In the records below, find each line with the word "content" and copy it.

■ SUPPLIED MATERIAL
<<<<

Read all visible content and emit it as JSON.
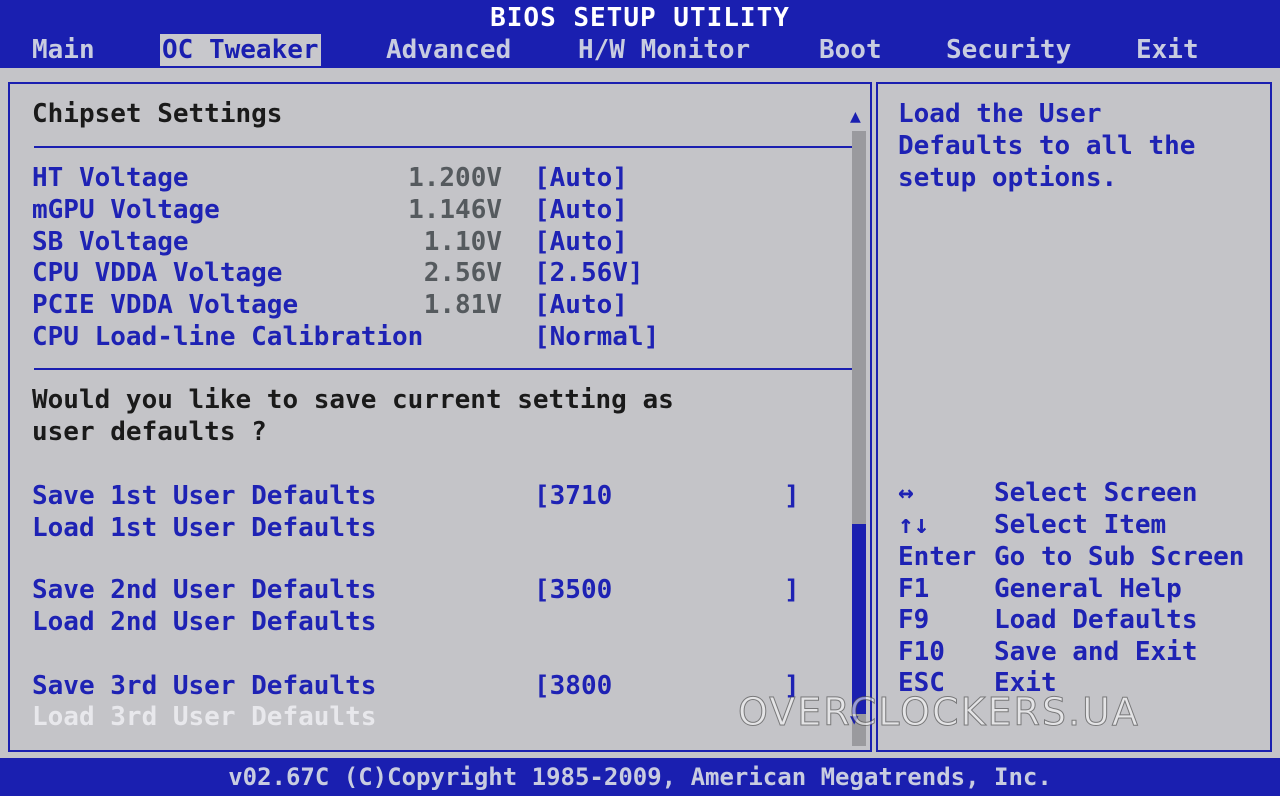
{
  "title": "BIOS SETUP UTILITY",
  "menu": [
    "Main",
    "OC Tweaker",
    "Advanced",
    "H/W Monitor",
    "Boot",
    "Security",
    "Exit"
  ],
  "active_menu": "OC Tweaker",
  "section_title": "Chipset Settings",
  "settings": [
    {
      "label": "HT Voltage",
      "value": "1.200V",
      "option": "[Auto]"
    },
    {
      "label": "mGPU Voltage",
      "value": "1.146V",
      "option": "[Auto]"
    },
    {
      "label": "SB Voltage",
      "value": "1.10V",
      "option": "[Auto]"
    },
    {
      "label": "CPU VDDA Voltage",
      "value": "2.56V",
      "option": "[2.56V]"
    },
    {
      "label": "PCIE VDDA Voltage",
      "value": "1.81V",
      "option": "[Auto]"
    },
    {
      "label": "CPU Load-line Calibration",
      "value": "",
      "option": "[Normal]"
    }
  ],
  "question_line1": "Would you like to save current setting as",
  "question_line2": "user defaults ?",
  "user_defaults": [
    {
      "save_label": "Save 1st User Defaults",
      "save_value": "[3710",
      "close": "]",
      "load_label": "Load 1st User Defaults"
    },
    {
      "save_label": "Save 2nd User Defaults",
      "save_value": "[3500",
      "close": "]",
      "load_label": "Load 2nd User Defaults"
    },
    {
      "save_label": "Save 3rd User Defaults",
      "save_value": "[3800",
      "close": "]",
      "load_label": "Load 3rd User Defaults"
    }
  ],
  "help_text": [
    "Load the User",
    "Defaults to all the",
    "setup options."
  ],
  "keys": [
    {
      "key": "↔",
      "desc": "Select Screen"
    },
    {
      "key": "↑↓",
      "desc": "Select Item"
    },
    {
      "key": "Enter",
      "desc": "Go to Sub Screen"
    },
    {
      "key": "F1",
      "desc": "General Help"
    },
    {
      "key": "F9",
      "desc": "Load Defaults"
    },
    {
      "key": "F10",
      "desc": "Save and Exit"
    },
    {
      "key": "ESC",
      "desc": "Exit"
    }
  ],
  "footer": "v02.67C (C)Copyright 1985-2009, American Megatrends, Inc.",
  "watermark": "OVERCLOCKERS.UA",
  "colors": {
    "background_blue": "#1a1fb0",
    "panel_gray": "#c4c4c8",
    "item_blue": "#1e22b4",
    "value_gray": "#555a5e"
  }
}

>>>>
<<<<

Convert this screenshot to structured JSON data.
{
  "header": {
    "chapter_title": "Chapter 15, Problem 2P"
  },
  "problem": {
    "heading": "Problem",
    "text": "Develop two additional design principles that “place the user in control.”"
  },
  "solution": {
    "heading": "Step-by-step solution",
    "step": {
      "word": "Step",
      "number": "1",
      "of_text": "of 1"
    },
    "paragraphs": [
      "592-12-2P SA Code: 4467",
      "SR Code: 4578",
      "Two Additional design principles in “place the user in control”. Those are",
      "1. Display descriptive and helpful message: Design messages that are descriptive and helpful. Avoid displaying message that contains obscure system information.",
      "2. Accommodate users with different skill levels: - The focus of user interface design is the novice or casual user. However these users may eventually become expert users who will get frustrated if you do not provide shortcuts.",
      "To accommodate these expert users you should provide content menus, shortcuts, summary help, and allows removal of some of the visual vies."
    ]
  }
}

>>>>

■ THE COMPLETED TASK
Read all visible content and emit it as JSON.
      "To accommodate these expert users you should provide content menus, shortcuts, summary help, and allows removal of some of the visual vies."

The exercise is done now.